** start of Material to process **
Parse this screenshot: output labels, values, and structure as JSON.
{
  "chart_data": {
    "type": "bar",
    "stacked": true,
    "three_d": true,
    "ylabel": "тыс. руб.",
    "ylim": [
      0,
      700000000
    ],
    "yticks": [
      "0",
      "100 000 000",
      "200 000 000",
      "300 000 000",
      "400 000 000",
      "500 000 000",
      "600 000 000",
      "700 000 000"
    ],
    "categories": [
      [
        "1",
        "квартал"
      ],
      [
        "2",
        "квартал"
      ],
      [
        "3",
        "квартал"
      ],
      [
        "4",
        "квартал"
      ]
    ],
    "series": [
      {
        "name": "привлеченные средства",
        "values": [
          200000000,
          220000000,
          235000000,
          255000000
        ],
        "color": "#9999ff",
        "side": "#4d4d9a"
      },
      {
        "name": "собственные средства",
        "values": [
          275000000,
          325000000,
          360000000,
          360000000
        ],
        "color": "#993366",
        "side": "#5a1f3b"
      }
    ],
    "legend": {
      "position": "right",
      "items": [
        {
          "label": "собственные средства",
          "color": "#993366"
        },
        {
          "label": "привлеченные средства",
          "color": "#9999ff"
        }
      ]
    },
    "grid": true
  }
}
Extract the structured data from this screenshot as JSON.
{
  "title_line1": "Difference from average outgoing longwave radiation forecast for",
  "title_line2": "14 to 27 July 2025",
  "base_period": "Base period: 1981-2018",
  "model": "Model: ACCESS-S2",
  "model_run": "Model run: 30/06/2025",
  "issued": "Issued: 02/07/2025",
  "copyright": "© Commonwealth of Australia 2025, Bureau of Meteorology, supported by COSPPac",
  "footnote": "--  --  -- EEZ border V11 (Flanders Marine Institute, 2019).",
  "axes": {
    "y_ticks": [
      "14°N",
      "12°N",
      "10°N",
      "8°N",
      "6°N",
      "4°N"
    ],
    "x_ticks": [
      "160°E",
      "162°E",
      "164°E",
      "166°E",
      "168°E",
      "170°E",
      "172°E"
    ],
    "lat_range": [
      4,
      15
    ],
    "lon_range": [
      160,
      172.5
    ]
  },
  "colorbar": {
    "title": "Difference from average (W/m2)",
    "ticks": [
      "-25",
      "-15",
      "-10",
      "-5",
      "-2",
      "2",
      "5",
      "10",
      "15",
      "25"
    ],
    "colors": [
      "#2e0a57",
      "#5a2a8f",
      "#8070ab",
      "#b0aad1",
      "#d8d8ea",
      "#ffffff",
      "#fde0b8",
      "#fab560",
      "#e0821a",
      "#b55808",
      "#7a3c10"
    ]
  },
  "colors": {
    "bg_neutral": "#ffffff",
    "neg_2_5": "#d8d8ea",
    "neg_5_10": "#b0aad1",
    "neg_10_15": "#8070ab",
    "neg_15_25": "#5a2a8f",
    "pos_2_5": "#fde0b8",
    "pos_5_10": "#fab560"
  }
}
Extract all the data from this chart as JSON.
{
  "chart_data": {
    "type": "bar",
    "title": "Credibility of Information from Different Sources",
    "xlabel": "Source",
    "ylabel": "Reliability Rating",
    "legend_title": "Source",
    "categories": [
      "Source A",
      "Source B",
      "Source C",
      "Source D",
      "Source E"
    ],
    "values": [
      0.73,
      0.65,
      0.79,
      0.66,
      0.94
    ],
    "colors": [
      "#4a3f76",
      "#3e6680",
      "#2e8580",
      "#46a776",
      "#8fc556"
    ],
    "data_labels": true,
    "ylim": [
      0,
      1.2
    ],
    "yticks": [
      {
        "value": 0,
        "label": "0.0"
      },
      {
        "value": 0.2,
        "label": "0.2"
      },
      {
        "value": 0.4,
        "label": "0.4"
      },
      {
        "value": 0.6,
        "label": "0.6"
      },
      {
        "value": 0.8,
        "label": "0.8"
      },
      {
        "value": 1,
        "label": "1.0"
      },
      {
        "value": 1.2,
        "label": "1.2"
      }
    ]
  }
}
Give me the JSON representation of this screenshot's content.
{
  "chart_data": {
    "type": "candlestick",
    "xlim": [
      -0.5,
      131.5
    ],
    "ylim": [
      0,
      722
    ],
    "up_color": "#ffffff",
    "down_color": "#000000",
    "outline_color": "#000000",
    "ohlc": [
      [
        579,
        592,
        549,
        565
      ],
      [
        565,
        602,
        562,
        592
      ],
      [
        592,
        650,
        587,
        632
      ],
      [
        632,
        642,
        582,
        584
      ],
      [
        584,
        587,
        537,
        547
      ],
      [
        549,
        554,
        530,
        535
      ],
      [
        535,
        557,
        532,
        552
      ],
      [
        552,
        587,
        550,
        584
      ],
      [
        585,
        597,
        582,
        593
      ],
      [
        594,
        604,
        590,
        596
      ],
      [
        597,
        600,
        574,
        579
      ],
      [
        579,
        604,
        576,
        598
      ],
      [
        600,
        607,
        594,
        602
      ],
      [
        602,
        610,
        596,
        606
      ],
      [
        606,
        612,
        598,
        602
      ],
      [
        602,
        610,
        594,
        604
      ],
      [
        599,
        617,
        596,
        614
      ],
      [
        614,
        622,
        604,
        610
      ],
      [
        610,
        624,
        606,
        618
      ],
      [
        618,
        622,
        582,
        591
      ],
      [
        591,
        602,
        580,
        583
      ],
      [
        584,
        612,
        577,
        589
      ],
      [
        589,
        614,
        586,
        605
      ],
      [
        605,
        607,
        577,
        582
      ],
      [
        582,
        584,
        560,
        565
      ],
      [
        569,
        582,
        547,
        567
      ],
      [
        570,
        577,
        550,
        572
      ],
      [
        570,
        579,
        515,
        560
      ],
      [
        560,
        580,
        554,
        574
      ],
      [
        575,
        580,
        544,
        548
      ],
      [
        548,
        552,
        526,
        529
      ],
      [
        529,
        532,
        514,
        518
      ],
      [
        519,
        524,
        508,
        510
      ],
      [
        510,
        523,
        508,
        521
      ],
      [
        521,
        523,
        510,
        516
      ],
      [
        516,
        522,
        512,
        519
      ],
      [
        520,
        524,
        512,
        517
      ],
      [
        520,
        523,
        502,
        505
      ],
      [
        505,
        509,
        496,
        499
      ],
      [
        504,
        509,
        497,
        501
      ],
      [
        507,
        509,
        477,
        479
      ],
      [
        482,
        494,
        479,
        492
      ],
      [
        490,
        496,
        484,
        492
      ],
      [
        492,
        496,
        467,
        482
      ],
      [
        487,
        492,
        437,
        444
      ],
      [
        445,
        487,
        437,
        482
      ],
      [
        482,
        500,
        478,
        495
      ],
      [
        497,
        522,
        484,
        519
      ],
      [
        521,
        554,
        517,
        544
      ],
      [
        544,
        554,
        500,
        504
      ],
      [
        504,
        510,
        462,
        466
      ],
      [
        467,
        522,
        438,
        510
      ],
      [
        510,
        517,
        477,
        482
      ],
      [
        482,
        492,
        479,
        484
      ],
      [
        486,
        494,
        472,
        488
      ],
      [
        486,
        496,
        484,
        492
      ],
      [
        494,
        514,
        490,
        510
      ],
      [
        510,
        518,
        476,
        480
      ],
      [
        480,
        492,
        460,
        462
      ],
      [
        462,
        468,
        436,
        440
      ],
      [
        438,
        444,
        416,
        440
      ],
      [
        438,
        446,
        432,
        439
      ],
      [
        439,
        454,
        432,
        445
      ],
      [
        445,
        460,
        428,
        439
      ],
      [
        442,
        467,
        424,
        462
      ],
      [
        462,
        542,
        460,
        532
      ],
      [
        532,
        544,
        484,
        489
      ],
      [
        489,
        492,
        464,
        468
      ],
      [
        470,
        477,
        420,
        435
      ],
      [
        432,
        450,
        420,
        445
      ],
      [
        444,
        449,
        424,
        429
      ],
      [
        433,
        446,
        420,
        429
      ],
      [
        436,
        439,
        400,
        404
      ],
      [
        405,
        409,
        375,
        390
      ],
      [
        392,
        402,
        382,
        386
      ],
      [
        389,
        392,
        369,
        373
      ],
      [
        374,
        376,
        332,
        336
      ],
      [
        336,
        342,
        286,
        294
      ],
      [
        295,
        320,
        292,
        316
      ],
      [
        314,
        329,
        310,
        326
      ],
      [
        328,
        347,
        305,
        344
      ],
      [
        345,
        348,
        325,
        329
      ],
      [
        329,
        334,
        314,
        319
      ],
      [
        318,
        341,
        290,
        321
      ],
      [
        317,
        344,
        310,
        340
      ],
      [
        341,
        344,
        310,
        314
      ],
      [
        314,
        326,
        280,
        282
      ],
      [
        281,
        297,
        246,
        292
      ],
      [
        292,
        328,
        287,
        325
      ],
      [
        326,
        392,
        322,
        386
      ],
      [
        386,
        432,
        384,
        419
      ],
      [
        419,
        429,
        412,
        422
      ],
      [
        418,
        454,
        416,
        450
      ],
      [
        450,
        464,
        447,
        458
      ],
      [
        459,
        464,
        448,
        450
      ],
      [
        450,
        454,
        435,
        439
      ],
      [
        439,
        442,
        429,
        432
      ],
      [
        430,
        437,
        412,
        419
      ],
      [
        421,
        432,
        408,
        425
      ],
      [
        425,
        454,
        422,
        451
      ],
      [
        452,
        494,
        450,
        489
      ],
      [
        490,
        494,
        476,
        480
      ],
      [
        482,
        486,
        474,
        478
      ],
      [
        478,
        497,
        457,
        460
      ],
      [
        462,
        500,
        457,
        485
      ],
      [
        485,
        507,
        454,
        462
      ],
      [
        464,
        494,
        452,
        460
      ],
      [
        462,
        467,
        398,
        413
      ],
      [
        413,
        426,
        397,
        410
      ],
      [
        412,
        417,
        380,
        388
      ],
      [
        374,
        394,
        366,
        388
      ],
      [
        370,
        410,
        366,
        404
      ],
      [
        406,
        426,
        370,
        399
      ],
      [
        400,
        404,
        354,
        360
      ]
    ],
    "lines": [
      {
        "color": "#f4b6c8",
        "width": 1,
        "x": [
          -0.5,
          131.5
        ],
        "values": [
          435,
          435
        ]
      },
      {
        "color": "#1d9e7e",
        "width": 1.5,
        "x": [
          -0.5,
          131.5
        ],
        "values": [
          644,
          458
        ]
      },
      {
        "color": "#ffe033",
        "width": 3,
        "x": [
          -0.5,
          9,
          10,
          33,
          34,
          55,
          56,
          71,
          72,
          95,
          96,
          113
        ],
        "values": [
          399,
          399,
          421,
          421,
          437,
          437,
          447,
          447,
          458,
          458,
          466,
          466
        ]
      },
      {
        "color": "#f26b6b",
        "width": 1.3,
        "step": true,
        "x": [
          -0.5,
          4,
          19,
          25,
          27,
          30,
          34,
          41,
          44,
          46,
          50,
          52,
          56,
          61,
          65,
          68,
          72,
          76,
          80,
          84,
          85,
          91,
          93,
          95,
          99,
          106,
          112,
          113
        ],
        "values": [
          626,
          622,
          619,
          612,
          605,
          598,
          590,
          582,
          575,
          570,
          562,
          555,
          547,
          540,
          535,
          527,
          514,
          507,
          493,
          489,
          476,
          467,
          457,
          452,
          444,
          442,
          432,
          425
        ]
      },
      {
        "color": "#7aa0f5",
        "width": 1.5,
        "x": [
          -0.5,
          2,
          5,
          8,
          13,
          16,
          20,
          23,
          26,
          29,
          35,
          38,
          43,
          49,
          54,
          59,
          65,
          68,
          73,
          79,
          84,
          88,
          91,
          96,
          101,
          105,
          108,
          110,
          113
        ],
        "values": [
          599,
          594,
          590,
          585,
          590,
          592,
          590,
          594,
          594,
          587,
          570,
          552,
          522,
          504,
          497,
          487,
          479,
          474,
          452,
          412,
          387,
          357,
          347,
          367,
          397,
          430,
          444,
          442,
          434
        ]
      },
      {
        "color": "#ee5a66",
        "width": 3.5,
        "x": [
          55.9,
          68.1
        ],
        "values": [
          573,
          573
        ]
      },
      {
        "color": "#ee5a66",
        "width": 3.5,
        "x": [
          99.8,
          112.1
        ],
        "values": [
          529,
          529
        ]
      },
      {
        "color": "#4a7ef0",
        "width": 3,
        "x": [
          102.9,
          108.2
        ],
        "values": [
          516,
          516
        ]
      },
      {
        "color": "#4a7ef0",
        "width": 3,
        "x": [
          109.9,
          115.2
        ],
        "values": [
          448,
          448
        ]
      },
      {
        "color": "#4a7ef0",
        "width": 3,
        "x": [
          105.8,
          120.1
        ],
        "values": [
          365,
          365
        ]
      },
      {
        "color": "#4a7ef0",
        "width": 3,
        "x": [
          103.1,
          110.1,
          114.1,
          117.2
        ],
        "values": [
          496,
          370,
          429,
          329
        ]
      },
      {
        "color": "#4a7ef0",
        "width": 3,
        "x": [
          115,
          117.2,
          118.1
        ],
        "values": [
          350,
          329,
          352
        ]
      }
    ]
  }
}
** end of Material to process **
* [Direction] Check each line of the records above for the string "from", and report every line that has it.

* [Exercise answer]
Extract the structured data from this screenshot as JSON.
  "title_line1": "Difference from average outgoing longwave radiation forecast for",
    "title": "Difference from average (W/m2)",
Extract all the data from this chart as JSON.
    "title": "Credibility of Information from Different Sources",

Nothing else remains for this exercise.